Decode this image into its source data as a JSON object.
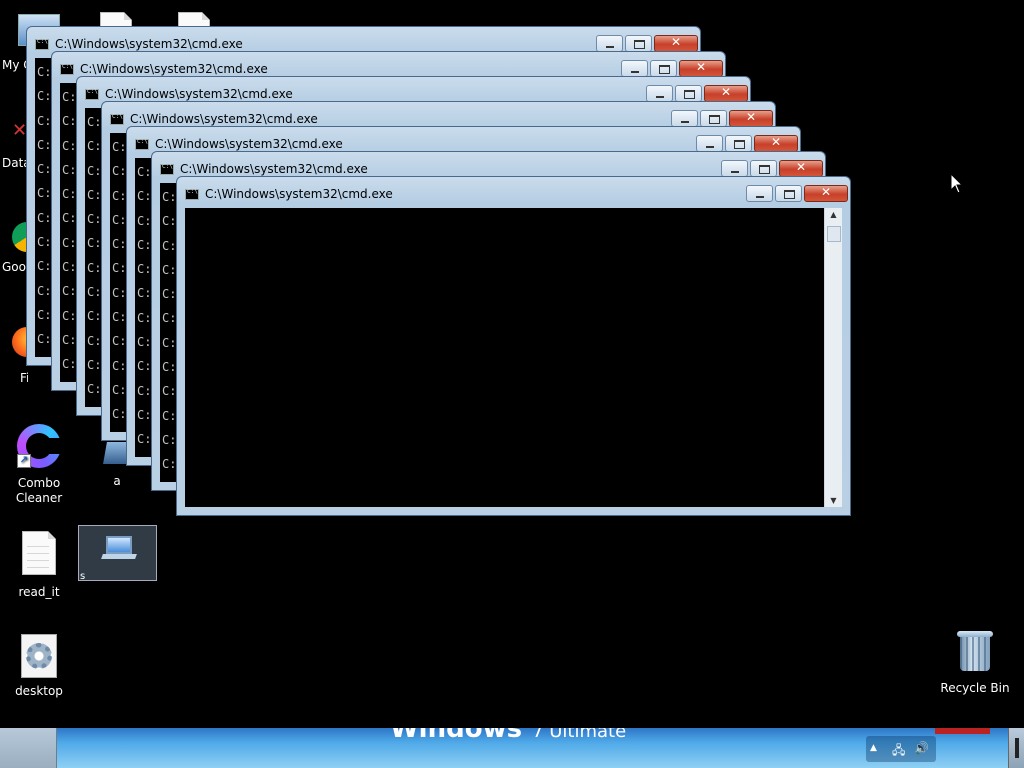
{
  "desktop": {
    "icons": {
      "my_computer": "My C",
      "data": "Data",
      "google": "Goo",
      "firefox": "Firefo",
      "combo_cleaner": "Combo\nCleaner",
      "a": "a",
      "read_it": "read_it",
      "s": "s",
      "desktop_file": "desktop",
      "recycle_bin": "Recycle Bin"
    }
  },
  "windows": [
    {
      "title": "C:\\Windows\\system32\\cmd.exe",
      "lines": [
        "C:",
        "C:",
        "C:",
        "C:",
        "C:",
        "C:",
        "C:",
        "C:",
        "C:",
        "C:",
        "C:",
        "C:",
        "C:"
      ]
    },
    {
      "title": "C:\\Windows\\system32\\cmd.exe",
      "lines": [
        "C:",
        "C:",
        "C:",
        "C:",
        "C:",
        "C:",
        "C:",
        "C:",
        "C:",
        "C:",
        "C:",
        "C:",
        "C:"
      ]
    },
    {
      "title": "C:\\Windows\\system32\\cmd.exe",
      "lines": [
        "C:",
        "C:",
        "C:",
        "C:",
        "C:",
        "C:",
        "C:",
        "C:",
        "C:",
        "C:",
        "C:",
        "C:",
        "C:"
      ]
    },
    {
      "title": "C:\\Windows\\system32\\cmd.exe",
      "lines": [
        "C:",
        "C:",
        "C:",
        "C:",
        "C:",
        "C:",
        "C:",
        "C:",
        "C:",
        "C:",
        "C:",
        "C:",
        "C:"
      ]
    },
    {
      "title": "C:\\Windows\\system32\\cmd.exe",
      "lines": [
        "C:",
        "C:",
        "C:",
        "C:",
        "C:",
        "C:",
        "C:",
        "C:",
        "C:",
        "C:",
        "C:",
        "C:",
        "C:"
      ]
    },
    {
      "title": "C:\\Windows\\system32\\cmd.exe",
      "lines": [
        "C:",
        "C:",
        "C:",
        "C:",
        "C:",
        "C:",
        "C:",
        "C:",
        "C:",
        "C:",
        "C:",
        "C:",
        "C:"
      ]
    },
    {
      "title": "C:\\Windows\\system32\\cmd.exe",
      "lines": []
    }
  ],
  "taskbar": {
    "brand": "Windows",
    "edition": "7 Ultimate",
    "tray_arrow": "▲",
    "network_icon": "network-icon",
    "volume_icon": "volume-icon"
  }
}
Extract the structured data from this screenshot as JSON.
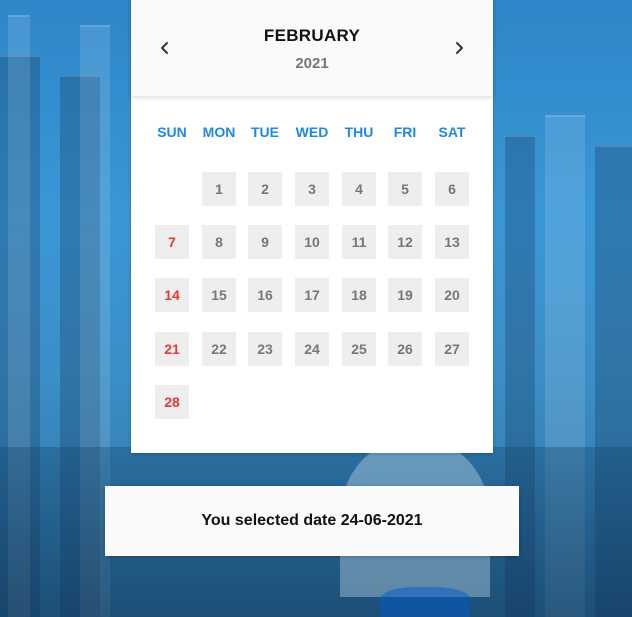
{
  "calendar": {
    "month": "FEBRUARY",
    "year": "2021",
    "weekdays": [
      "SUN",
      "MON",
      "TUE",
      "WED",
      "THU",
      "FRI",
      "SAT"
    ],
    "start_weekday_index": 1,
    "days": [
      "1",
      "2",
      "3",
      "4",
      "5",
      "6",
      "7",
      "8",
      "9",
      "10",
      "11",
      "12",
      "13",
      "14",
      "15",
      "16",
      "17",
      "18",
      "19",
      "20",
      "21",
      "22",
      "23",
      "24",
      "25",
      "26",
      "27",
      "28"
    ],
    "accent_color": "#1e88e5",
    "sunday_color": "#e53935",
    "icons": {
      "prev": "chevron-left-icon",
      "next": "chevron-right-icon"
    }
  },
  "result": {
    "text": "You selected date 24-06-2021"
  }
}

## TASK
Omit every picture while copying the listing above exactly.

## TASK OUTPUT
Decode this image into its source data as a JSON object.
{
  "desktop": {
    "icons": {
      "my_computer": "My C",
      "data": "Data",
      "google": "Goo",
      "firefox": "Firefo",
      "combo_cleaner": "Combo\nCleaner",
      "a": "a",
      "read_it": "read_it",
      "s": "s",
      "desktop_file": "desktop",
      "recycle_bin": "Recycle Bin"
    }
  },
  "windows": [
    {
      "title": "C:\\Windows\\system32\\cmd.exe",
      "lines": [
        "C:",
        "C:",
        "C:",
        "C:",
        "C:",
        "C:",
        "C:",
        "C:",
        "C:",
        "C:",
        "C:",
        "C:",
        "C:"
      ]
    },
    {
      "title": "C:\\Windows\\system32\\cmd.exe",
      "lines": [
        "C:",
        "C:",
        "C:",
        "C:",
        "C:",
        "C:",
        "C:",
        "C:",
        "C:",
        "C:",
        "C:",
        "C:",
        "C:"
      ]
    },
    {
      "title": "C:\\Windows\\system32\\cmd.exe",
      "lines": [
        "C:",
        "C:",
        "C:",
        "C:",
        "C:",
        "C:",
        "C:",
        "C:",
        "C:",
        "C:",
        "C:",
        "C:",
        "C:"
      ]
    },
    {
      "title": "C:\\Windows\\system32\\cmd.exe",
      "lines": [
        "C:",
        "C:",
        "C:",
        "C:",
        "C:",
        "C:",
        "C:",
        "C:",
        "C:",
        "C:",
        "C:",
        "C:",
        "C:"
      ]
    },
    {
      "title": "C:\\Windows\\system32\\cmd.exe",
      "lines": [
        "C:",
        "C:",
        "C:",
        "C:",
        "C:",
        "C:",
        "C:",
        "C:",
        "C:",
        "C:",
        "C:",
        "C:",
        "C:"
      ]
    },
    {
      "title": "C:\\Windows\\system32\\cmd.exe",
      "lines": [
        "C:",
        "C:",
        "C:",
        "C:",
        "C:",
        "C:",
        "C:",
        "C:",
        "C:",
        "C:",
        "C:",
        "C:",
        "C:"
      ]
    },
    {
      "title": "C:\\Windows\\system32\\cmd.exe",
      "lines": []
    }
  ],
  "taskbar": {
    "brand": "Windows",
    "edition": "7 Ultimate",
    "tray_arrow": "▲",
    "network_icon": "network-icon",
    "volume_icon": "volume-icon"
  }
}
Extract the structured data from this screenshot as JSON.
{
  "calendar": {
    "month": "FEBRUARY",
    "year": "2021",
    "weekdays": [
      "SUN",
      "MON",
      "TUE",
      "WED",
      "THU",
      "FRI",
      "SAT"
    ],
    "start_weekday_index": 1,
    "days": [
      "1",
      "2",
      "3",
      "4",
      "5",
      "6",
      "7",
      "8",
      "9",
      "10",
      "11",
      "12",
      "13",
      "14",
      "15",
      "16",
      "17",
      "18",
      "19",
      "20",
      "21",
      "22",
      "23",
      "24",
      "25",
      "26",
      "27",
      "28"
    ],
    "accent_color": "#1e88e5",
    "sunday_color": "#e53935",
    "icons": {
      "prev": "chevron-left-icon",
      "next": "chevron-right-icon"
    }
  },
  "result": {
    "text": "You selected date 24-06-2021"
  }
}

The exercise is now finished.